> [Records supplied]
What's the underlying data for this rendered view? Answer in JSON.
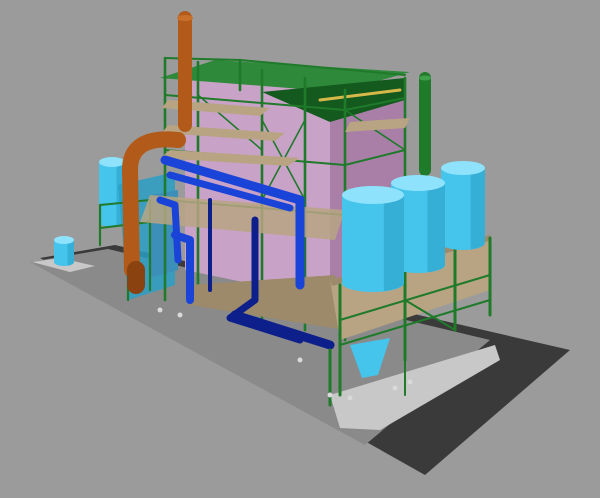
{
  "scene": {
    "background_color": "#9b9b9b",
    "colors": {
      "ground_slab_top": "#8a8a8a",
      "ground_slab_edge": "#3a3a3a",
      "light_apron": "#c8c8c8",
      "steel_frame": "#1f7a2a",
      "steel_frame_dark": "#145a1e",
      "boiler_casing": "#c9a2c8",
      "boiler_casing_dark": "#a97fa8",
      "platform_deck": "#b8a483",
      "platform_deck_dark": "#9c8a6a",
      "silo": "#45c4ec",
      "silo_dark": "#2a9fc6",
      "silo_top": "#8ee2fb",
      "pipe_blue": "#1a44d8",
      "pipe_navy": "#0c1f8a",
      "pipe_orange": "#b25a1a",
      "pipe_orange_dark": "#8a4210",
      "stack_green": "#1f7a2a",
      "roof_green": "#2e8a3a"
    },
    "icons": [
      "boiler-structure-model"
    ]
  }
}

> [The exercise] Each line above is to be copied verbatim. Drop any image from the copy.

> [Problem solution]
What's the underlying data for this rendered view? Answer in JSON.
{
  "scene": {
    "background_color": "#9b9b9b",
    "colors": {
      "ground_slab_top": "#8a8a8a",
      "ground_slab_edge": "#3a3a3a",
      "light_apron": "#c8c8c8",
      "steel_frame": "#1f7a2a",
      "steel_frame_dark": "#145a1e",
      "boiler_casing": "#c9a2c8",
      "boiler_casing_dark": "#a97fa8",
      "platform_deck": "#b8a483",
      "platform_deck_dark": "#9c8a6a",
      "silo": "#45c4ec",
      "silo_dark": "#2a9fc6",
      "silo_top": "#8ee2fb",
      "pipe_blue": "#1a44d8",
      "pipe_navy": "#0c1f8a",
      "pipe_orange": "#b25a1a",
      "pipe_orange_dark": "#8a4210",
      "stack_green": "#1f7a2a",
      "roof_green": "#2e8a3a"
    },
    "icons": [
      "boiler-structure-model"
    ]
  }
}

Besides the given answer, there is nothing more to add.